## [What needs to be done]
Identify the line in which "Output the text content of this document." appears, then reproduce that line and all remaining lines of the records word for word.

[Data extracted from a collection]
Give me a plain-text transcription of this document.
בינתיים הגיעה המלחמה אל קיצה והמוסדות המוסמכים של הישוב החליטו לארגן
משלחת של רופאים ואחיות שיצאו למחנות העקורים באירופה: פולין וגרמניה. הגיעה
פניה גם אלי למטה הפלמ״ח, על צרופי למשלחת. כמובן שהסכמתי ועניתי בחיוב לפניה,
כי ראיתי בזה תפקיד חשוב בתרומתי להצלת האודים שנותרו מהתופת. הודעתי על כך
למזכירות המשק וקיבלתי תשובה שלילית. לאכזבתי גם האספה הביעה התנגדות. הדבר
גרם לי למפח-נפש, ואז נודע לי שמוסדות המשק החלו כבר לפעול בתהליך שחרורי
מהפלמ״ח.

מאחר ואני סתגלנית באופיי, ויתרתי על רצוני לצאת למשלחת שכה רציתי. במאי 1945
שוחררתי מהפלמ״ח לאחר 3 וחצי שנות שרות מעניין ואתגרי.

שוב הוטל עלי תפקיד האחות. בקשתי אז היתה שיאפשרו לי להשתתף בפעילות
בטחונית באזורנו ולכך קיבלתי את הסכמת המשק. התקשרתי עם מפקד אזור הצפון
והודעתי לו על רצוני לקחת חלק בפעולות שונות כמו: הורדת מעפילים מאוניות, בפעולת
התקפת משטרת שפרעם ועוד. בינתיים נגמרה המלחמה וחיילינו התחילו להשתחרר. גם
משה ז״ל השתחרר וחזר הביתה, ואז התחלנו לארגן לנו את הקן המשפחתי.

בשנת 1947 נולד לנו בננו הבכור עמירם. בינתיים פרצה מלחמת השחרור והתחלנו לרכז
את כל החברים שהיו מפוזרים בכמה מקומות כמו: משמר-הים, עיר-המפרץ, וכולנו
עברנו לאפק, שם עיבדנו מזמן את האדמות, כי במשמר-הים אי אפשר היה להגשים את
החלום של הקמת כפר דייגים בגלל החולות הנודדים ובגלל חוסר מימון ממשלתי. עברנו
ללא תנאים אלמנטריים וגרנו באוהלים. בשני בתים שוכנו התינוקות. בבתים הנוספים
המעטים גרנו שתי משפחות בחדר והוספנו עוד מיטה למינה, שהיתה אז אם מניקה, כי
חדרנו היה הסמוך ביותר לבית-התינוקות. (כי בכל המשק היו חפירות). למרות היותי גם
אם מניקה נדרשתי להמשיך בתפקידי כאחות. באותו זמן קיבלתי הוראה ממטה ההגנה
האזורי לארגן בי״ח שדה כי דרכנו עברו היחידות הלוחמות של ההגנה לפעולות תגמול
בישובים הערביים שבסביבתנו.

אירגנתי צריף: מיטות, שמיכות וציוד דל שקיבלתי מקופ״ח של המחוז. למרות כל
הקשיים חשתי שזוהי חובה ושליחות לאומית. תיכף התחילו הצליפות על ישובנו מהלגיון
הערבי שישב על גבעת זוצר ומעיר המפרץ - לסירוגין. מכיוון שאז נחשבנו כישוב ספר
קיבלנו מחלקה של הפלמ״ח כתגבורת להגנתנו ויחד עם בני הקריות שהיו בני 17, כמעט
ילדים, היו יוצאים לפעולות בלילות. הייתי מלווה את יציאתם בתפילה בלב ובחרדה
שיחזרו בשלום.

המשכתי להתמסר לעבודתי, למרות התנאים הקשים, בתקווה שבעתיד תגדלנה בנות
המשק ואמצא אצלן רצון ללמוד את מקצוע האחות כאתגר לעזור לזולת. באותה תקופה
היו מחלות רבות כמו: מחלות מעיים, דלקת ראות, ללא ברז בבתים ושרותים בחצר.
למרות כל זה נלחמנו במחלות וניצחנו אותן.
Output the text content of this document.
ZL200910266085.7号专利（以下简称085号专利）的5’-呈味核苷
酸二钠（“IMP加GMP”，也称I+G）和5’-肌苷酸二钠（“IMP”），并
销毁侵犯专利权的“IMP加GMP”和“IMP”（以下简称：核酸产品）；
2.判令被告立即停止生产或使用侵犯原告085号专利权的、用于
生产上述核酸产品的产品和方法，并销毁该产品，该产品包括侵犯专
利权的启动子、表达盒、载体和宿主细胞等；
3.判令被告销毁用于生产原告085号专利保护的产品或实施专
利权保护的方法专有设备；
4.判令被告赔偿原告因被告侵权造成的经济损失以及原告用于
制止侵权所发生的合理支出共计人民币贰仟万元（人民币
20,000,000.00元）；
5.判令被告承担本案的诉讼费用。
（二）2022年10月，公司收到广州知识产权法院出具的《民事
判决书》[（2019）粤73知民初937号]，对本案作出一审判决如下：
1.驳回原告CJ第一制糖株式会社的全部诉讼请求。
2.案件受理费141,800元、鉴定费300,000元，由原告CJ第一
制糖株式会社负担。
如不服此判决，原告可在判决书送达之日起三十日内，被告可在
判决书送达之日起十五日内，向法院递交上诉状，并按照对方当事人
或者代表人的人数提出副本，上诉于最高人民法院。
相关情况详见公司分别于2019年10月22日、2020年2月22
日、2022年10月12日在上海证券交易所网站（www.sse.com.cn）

## [Task response]
Output the text content of this document.
ZL200910266085.7号专利（以下简称085号专利）的5’-呈味核苷
酸二钠（“IMP加GMP”，也称I+G）和5’-肌苷酸二钠（“IMP”），并
销毁侵犯专利权的“IMP加GMP”和“IMP”（以下简称：核酸产品）；
2.判令被告立即停止生产或使用侵犯原告085号专利权的、用于
生产上述核酸产品的产品和方法，并销毁该产品，该产品包括侵犯专
利权的启动子、表达盒、载体和宿主细胞等；
3.判令被告销毁用于生产原告085号专利保护的产品或实施专
利权保护的方法专有设备；
4.判令被告赔偿原告因被告侵权造成的经济损失以及原告用于
制止侵权所发生的合理支出共计人民币贰仟万元（人民币
20,000,000.00元）；
5.判令被告承担本案的诉讼费用。
（二）2022年10月，公司收到广州知识产权法院出具的《民事
判决书》[（2019）粤73知民初937号]，对本案作出一审判决如下：
1.驳回原告CJ第一制糖株式会社的全部诉讼请求。
2.案件受理费141,800元、鉴定费300,000元，由原告CJ第一
制糖株式会社负担。
如不服此判决，原告可在判决书送达之日起三十日内，被告可在
判决书送达之日起十五日内，向法院递交上诉状，并按照对方当事人
或者代表人的人数提出副本，上诉于最高人民法院。
相关情况详见公司分别于2019年10月22日、2020年2月22
日、2022年10月12日在上海证券交易所网站（www.sse.com.cn）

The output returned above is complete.